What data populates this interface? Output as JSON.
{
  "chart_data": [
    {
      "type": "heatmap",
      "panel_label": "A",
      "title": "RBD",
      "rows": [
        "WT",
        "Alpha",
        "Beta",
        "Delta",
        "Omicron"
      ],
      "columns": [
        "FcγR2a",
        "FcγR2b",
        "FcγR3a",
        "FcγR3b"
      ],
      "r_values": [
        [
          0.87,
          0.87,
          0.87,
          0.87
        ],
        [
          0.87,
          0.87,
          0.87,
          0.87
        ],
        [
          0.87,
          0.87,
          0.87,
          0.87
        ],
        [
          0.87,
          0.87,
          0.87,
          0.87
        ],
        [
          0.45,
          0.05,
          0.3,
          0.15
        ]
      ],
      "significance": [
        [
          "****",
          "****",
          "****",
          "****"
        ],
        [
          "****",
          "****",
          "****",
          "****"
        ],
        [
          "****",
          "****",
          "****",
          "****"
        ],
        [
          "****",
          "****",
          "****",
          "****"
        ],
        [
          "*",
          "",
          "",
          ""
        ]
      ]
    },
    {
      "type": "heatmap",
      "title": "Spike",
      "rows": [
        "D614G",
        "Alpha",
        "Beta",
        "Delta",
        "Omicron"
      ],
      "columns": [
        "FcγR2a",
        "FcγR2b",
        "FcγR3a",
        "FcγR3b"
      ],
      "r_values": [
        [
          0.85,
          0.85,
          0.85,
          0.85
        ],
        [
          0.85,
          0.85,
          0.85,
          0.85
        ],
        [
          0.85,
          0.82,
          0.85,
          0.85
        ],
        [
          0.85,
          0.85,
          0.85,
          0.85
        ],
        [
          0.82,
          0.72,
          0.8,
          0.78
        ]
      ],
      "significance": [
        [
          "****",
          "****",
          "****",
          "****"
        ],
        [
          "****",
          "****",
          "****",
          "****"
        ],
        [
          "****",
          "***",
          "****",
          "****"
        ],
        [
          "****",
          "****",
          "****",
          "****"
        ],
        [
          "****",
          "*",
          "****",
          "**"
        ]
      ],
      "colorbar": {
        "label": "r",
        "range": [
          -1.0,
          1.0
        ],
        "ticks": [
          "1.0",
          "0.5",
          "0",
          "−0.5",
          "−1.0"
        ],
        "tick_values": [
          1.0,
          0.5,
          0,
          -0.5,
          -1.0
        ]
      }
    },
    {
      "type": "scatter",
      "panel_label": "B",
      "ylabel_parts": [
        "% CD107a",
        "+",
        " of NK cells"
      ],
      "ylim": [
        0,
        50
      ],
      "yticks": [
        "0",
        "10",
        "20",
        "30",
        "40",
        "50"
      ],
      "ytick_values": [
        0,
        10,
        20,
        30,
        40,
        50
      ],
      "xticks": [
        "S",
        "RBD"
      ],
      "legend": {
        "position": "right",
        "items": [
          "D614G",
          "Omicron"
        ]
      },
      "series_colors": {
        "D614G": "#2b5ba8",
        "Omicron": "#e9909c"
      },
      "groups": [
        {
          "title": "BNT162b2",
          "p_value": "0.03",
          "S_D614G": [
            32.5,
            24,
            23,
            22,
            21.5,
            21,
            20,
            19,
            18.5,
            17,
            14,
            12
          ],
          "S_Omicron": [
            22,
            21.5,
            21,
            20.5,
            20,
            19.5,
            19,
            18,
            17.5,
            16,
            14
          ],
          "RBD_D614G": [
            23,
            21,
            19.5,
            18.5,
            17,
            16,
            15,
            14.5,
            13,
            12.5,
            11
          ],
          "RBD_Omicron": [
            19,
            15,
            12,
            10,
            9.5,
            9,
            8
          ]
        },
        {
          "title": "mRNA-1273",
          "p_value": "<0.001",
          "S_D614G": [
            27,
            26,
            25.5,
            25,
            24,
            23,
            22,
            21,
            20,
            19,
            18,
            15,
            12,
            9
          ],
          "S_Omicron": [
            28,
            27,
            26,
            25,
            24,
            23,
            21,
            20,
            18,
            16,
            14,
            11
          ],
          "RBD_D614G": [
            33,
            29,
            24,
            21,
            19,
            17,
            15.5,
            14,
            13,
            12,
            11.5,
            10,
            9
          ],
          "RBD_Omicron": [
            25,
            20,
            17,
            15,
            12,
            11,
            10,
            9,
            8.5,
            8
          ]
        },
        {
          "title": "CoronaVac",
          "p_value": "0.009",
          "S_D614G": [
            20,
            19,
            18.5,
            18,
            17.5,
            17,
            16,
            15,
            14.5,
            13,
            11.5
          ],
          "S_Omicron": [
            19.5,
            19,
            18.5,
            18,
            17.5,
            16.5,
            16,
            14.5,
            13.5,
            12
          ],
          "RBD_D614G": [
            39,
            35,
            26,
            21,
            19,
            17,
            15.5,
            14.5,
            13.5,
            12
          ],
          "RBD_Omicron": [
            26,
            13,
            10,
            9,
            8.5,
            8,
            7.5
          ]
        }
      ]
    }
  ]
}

--------------------

What you need to do: Out of the preceding entries, pull each line that contains the word "title".

Answer for this exercise:
      "title": "RBD",
      "title": "Spike",
          "title": "BNT162b2",
          "title": "mRNA-1273",
          "title": "CoronaVac",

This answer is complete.